Aim
Read the lines below. Copy out any that hold the string "adjuntas".
start Material
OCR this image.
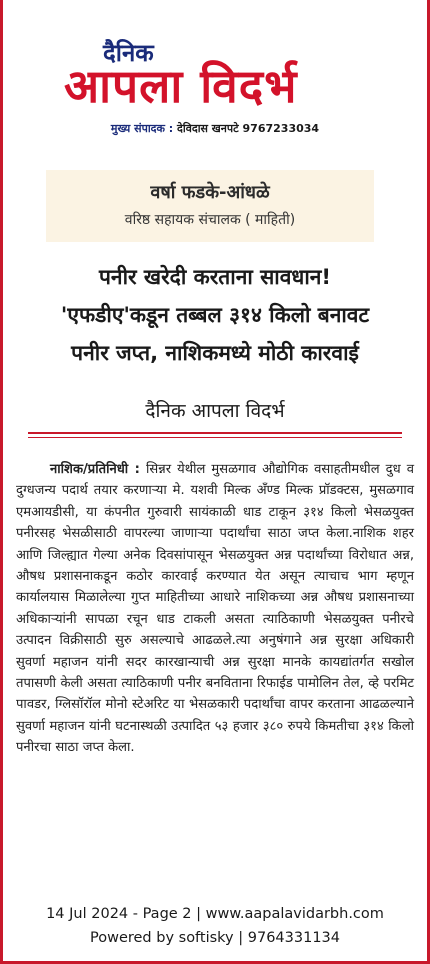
दैनिक
आपला विदर्भ
मुख्य संपादक : देविदास खनपटे 9767233034
वर्षा फडके-आंधळे
वरिष्ठ सहायक संचालक ( माहिती)
पनीर खरेदी करताना सावधान!
'एफडीए'कडून तब्बल ३१४ किलो बनावट
पनीर जप्त, नाशिकमध्ये मोठी कारवाई
दैनिक आपला विदर्भ
नाशिक/प्रतिनिधी : सिन्नर येथील मुसळगाव औद्योगिक वसाहतीमधील दुध व दुग्धजन्य पदार्थ तयार करणाऱ्या मे. यशवी मिल्क अँण्ड मिल्क प्रॉडक्टस, मुसळगाव एमआयडीसी, या कंपनीत गुरुवारी सायंकाळी धाड टाकून ३१४ किलो भेसळयुक्त पनीरसह भेसळीसाठी वापरल्या जाणाऱ्या पदार्थांचा साठा जप्त केला.नाशिक शहर आणि जिल्ह्यात गेल्या अनेक दिवसांपासून भेसळयुक्त अन्न पदार्थांच्या विरोधात अन्न, औषध प्रशासनाकडून कठोर कारवाई करण्यात येत असून त्याचाच भाग म्हणून कार्यालयास मिळालेल्या गुप्त माहितीच्या आधारे नाशिकच्या अन्न औषध प्रशासनाच्या अधिकाऱ्यांनी सापळा रचून धाड टाकली असता त्याठिकाणी भेसळयुक्त पनीरचे उत्पादन विक्रीसाठी सुरु असल्याचे आढळले.त्या अनुषंगाने अन्न सुरक्षा अधिकारी सुवर्णा महाजन यांनी सदर कारखान्याची अन्न सुरक्षा मानके कायद्यांतर्गत सखोल तपासणी केली असता त्याठिकाणी पनीर बनविताना रिफाईड पामोलिन तेल, व्हे परमिट पावडर, ग्लिसॉरॉल मोनो स्टेअरिट या भेसळकारी पदार्थांचा वापर करताना आढळल्याने सुवर्णा महाजन यांनी घटनास्थळी उत्पादित ५३ हजार ३८० रुपये किमतीचा ३१४ किलो पनीरचा साठा जप्त केला.
14 Jul 2024 - Page 2 | www.aapalavidarbh.com
Powered by softisky | 9764331134
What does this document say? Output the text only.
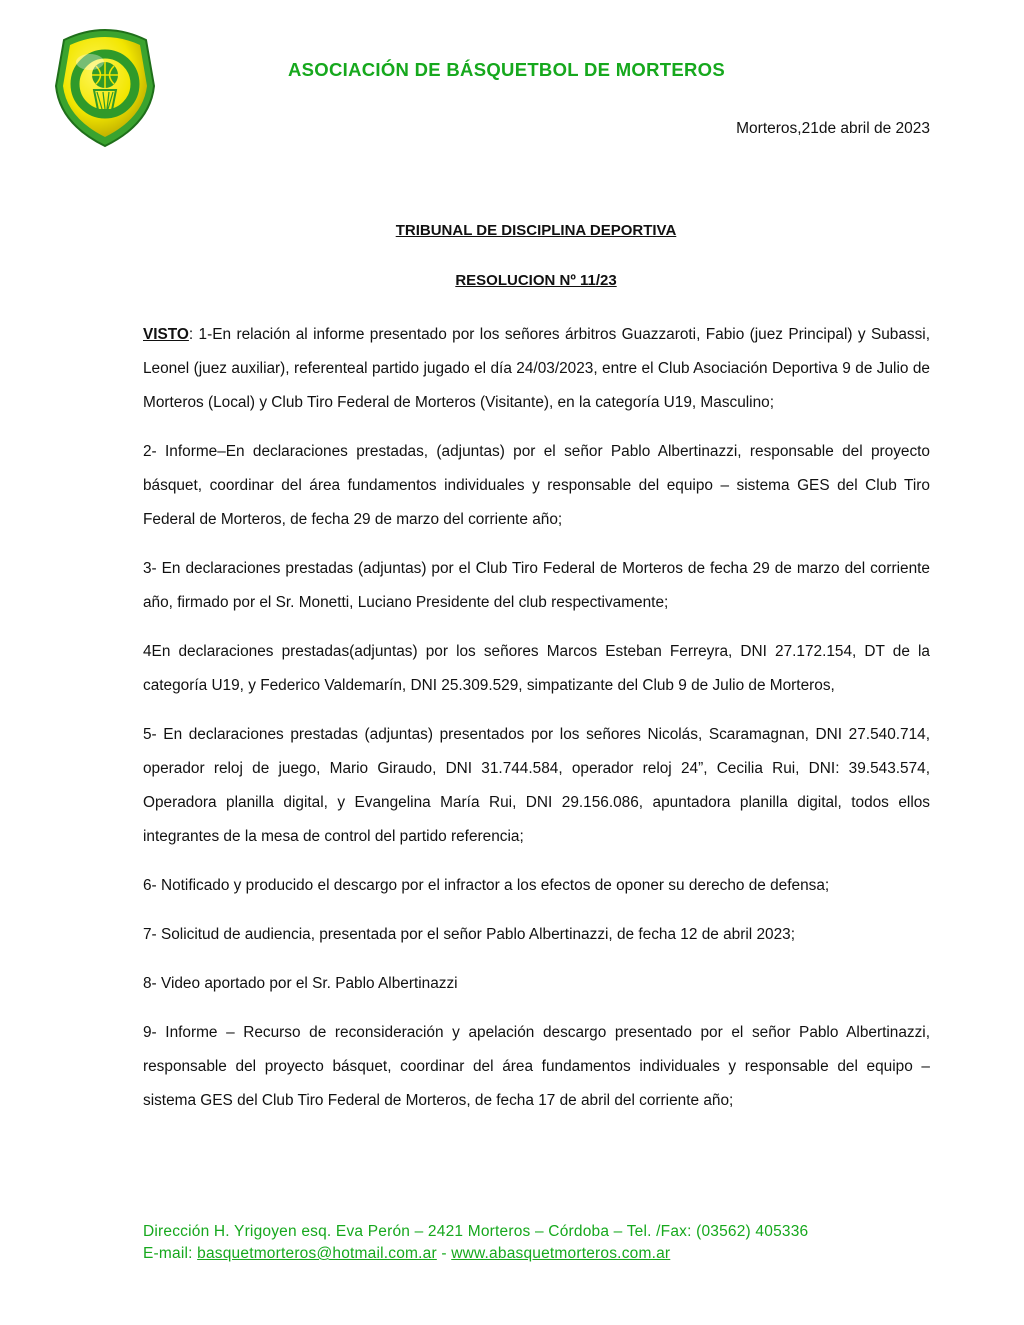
ASOCIACIÓN DE BÁSQUETBOL DE MORTEROS
Morteros,21de abril de 2023
TRIBUNAL DE DISCIPLINA DEPORTIVA
RESOLUCION Nº 11/23

VISTO: 1-En relación al informe presentado por los señores árbitros Guazzaroti, Fabio (juez Principal) y Subassi, Leonel (juez auxiliar), referenteal partido jugado el día 24/03/2023, entre el Club Asociación Deportiva 9 de Julio de Morteros (Local) y Club Tiro Federal de Morteros (Visitante), en la categoría U19, Masculino;

2- Informe–En declaraciones prestadas, (adjuntas) por el señor Pablo Albertinazzi, responsable del proyecto básquet, coordinar del área fundamentos individuales y responsable del equipo – sistema GES del Club Tiro Federal de Morteros, de fecha 29 de marzo del corriente año;

3- En declaraciones prestadas (adjuntas) por el Club Tiro Federal de Morteros de fecha 29 de marzo del corriente año, firmado por el Sr. Monetti, Luciano Presidente del club respectivamente;

4En declaraciones prestadas(adjuntas) por los señores Marcos Esteban Ferreyra, DNI 27.172.154, DT de la categoría U19, y Federico Valdemarín, DNI 25.309.529, simpatizante del Club 9 de Julio de Morteros,

5- En declaraciones prestadas (adjuntas) presentados por los señores Nicolás, Scaramagnan, DNI 27.540.714, operador reloj de juego, Mario Giraudo, DNI 31.744.584, operador reloj 24”, Cecilia Rui, DNI: 39.543.574, Operadora planilla digital, y Evangelina María Rui, DNI 29.156.086, apuntadora planilla digital, todos ellos integrantes de la mesa de control del partido referencia;

6- Notificado y producido el descargo por el infractor a los efectos de oponer su derecho de defensa;

7- Solicitud de audiencia, presentada por el señor Pablo Albertinazzi, de fecha 12 de abril 2023;

8- Video aportado por el Sr. Pablo Albertinazzi

9- Informe – Recurso de reconsideración y apelación descargo presentado por el señor Pablo Albertinazzi, responsable del proyecto básquet, coordinar del área fundamentos individuales y responsable del equipo – sistema GES del Club Tiro Federal de Morteros, de fecha 17 de abril del corriente año;

Dirección H. Yrigoyen esq. Eva Perón – 2421 Morteros – Córdoba – Tel. /Fax: (03562) 405336
E-mail: basquetmorteros@hotmail.com.ar - www.abasquetmorteros.com.ar
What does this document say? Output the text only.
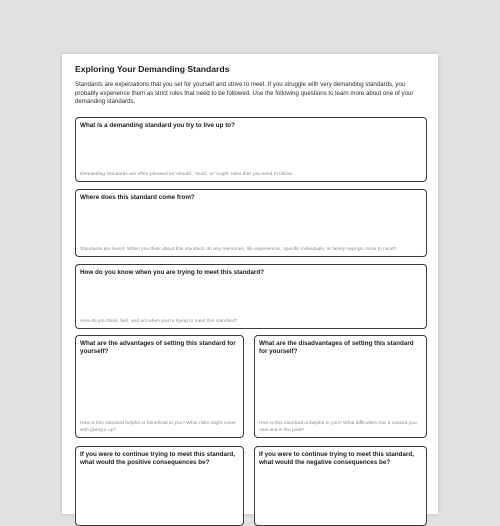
Exploring Your Demanding Standards

Standards are expectations that you set for yourself and strive to meet. If you struggle with very demanding standards, you probably experience them as strict rules that need to be followed. Use the following questions to learn more about one of your demanding standards.

What is a demanding standard you try to live up to?
Demanding standards are often phrased as 'should', 'must', or 'ought' rules that you need to follow.
Where does this standard come from?
Standards are learnt. When you think about this standard, do any memories, life experiences, specific individuals, or family sayings come to mind?
How do you know when you are trying to meet this standard?
How do you think, feel, and act when you're trying to meet this standard?
What are the advantages of setting this standard for yourself?
How is this standard helpful or beneficial to you? What risks might come with giving it up?
What are the disadvantages of setting this standard for yourself?
How is this standard unhelpful to you? What difficulties has it caused you, now and in the past?
If you were to continue trying to meet this standard, what would the positive consequences be?
If you were to continue trying to meet this standard, what would the negative consequences be?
end Material
Task result
2- Informe–En declaraciones prestadas, (adjuntas) por el señor Pablo Albertinazzi, responsable del proyecto básquet, coordinar del área fundamentos individuales y responsable del equipo – sistema GES del Club Tiro Federal de Morteros, de fecha 29 de marzo del corriente año;
3- En declaraciones prestadas (adjuntas) por el Club Tiro Federal de Morteros de fecha 29 de marzo del corriente año, firmado por el Sr. Monetti, Luciano Presidente del club respectivamente;
4En declaraciones prestadas(adjuntas) por los señores Marcos Esteban Ferreyra, DNI 27.172.154, DT de la categoría U19, y Federico Valdemarín, DNI 25.309.529, simpatizante del Club 9 de Julio de Morteros,
5- En declaraciones prestadas (adjuntas) presentados por los señores Nicolás, Scaramagnan, DNI 27.540.714, operador reloj de juego, Mario Giraudo, DNI 31.744.584, operador reloj 24”, Cecilia Rui, DNI: 39.543.574, Operadora planilla digital, y Evangelina María Rui, DNI 29.156.086, apuntadora planilla digital, todos ellos integrantes de la mesa de control del partido referencia;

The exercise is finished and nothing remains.